◆ **Saved data entries**
________________________________________

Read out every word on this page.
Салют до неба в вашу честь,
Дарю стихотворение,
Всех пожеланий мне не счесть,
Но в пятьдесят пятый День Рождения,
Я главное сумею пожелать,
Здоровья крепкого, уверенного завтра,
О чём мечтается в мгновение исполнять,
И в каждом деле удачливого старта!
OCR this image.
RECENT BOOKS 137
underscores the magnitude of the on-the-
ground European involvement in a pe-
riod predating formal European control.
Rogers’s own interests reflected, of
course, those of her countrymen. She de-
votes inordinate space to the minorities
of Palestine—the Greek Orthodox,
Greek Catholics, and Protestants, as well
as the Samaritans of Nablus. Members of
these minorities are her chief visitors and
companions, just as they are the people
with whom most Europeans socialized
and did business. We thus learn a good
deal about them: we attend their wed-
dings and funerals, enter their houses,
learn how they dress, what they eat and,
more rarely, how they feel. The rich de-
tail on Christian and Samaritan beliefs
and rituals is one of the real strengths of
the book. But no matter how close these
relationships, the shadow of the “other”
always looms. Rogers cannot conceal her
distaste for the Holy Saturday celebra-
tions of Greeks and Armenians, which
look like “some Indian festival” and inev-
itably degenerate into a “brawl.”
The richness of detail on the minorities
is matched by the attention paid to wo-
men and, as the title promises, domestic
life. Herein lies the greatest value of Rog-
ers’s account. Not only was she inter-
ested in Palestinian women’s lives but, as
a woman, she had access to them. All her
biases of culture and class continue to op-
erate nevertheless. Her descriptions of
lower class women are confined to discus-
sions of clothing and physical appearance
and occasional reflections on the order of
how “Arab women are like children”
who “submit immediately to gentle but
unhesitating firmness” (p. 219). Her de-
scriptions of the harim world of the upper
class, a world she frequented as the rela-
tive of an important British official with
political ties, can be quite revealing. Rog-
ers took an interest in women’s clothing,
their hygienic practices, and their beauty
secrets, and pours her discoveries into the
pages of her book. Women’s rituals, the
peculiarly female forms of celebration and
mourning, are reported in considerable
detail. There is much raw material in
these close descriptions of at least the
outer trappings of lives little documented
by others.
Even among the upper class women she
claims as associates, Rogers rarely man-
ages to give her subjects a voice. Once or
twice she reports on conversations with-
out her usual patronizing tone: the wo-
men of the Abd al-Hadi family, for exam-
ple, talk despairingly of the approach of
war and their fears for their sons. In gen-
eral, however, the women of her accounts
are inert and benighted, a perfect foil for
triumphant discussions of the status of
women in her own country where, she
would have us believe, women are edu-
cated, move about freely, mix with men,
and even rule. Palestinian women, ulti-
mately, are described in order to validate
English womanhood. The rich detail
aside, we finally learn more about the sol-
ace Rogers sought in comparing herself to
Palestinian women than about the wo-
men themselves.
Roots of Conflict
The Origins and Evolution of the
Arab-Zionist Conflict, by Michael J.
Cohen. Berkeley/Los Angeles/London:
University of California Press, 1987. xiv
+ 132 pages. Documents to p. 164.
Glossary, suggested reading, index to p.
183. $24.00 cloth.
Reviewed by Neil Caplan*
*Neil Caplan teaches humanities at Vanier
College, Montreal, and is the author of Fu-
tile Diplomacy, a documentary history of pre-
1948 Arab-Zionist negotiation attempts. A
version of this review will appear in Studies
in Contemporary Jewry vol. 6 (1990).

________________________________________

◆ **Problem description**
Go over the records above and tally the lines with the word "lives" in them. Give the number alone.

◆ **The solution**
2